• _Collection entries_:
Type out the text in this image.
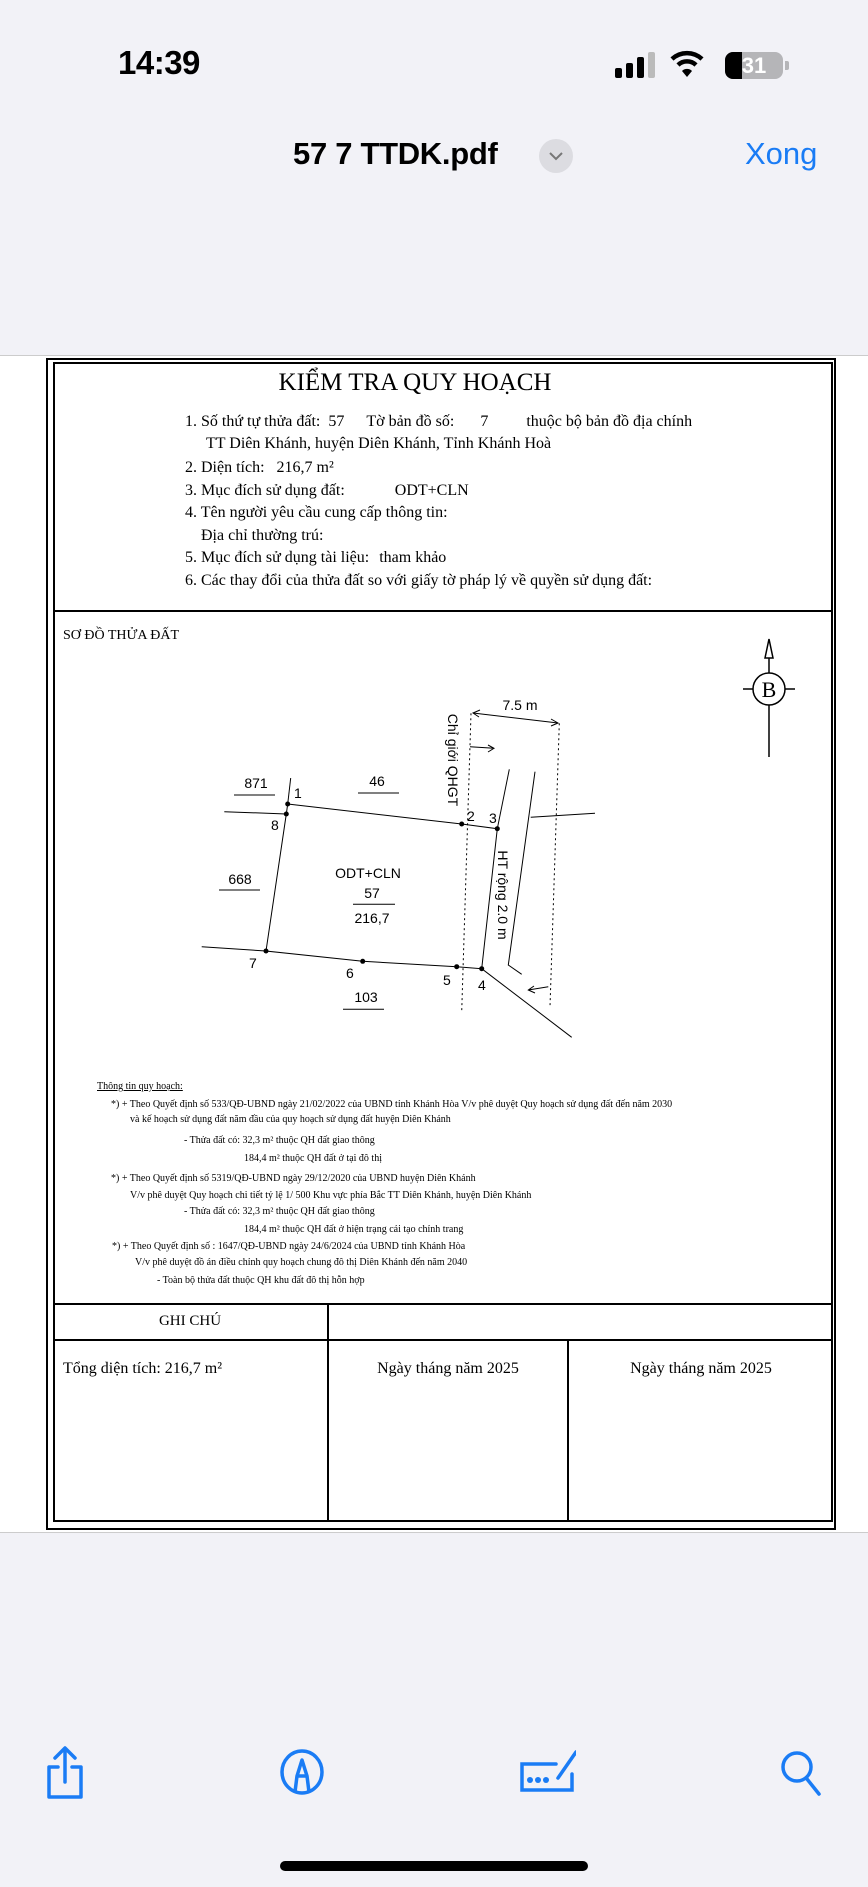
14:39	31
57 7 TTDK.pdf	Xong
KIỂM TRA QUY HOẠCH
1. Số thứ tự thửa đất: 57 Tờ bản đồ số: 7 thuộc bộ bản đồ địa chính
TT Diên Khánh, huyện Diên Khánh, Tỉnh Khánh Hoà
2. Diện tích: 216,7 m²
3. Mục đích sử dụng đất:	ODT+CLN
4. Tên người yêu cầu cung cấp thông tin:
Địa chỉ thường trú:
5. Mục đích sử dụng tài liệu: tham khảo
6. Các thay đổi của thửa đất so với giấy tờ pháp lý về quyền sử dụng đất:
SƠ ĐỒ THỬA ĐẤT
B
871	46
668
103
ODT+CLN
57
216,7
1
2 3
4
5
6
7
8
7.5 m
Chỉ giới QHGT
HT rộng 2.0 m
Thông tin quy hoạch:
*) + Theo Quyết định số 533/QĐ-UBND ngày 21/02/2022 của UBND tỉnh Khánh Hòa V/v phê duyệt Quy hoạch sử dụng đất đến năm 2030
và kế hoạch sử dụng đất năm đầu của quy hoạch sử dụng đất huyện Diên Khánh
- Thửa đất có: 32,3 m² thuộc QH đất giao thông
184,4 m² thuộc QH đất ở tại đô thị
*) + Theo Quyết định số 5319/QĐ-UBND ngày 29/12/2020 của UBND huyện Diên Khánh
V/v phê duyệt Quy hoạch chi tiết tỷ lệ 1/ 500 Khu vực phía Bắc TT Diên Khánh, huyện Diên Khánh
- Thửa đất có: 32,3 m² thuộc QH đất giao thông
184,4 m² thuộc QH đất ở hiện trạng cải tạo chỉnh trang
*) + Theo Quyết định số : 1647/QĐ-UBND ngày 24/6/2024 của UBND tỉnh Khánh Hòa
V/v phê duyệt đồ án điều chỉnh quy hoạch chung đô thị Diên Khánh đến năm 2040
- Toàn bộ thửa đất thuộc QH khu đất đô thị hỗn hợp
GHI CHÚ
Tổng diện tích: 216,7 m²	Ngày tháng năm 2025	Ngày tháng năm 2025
* * *
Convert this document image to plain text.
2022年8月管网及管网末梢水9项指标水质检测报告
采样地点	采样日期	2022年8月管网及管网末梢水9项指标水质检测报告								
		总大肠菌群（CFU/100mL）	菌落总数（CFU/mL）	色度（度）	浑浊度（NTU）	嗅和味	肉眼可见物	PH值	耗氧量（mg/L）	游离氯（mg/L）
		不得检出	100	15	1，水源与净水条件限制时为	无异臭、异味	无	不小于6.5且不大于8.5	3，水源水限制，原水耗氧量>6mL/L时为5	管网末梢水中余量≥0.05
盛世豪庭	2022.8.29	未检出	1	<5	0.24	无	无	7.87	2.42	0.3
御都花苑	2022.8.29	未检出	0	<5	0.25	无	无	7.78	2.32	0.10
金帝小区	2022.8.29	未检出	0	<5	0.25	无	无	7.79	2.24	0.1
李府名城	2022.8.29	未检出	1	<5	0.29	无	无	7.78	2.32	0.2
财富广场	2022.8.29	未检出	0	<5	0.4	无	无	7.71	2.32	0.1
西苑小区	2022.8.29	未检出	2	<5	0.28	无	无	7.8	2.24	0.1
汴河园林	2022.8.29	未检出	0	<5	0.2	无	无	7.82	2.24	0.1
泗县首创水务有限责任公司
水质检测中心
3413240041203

• _Task goal_:
Find the lines above holding the word "chỉnh" and show them.

• _Output_:
184,4 m² thuộc QH đất ở hiện trạng cải tạo chỉnh trang
V/v phê duyệt đồ án điều chỉnh quy hoạch chung đô thị Diên Khánh đến năm 2040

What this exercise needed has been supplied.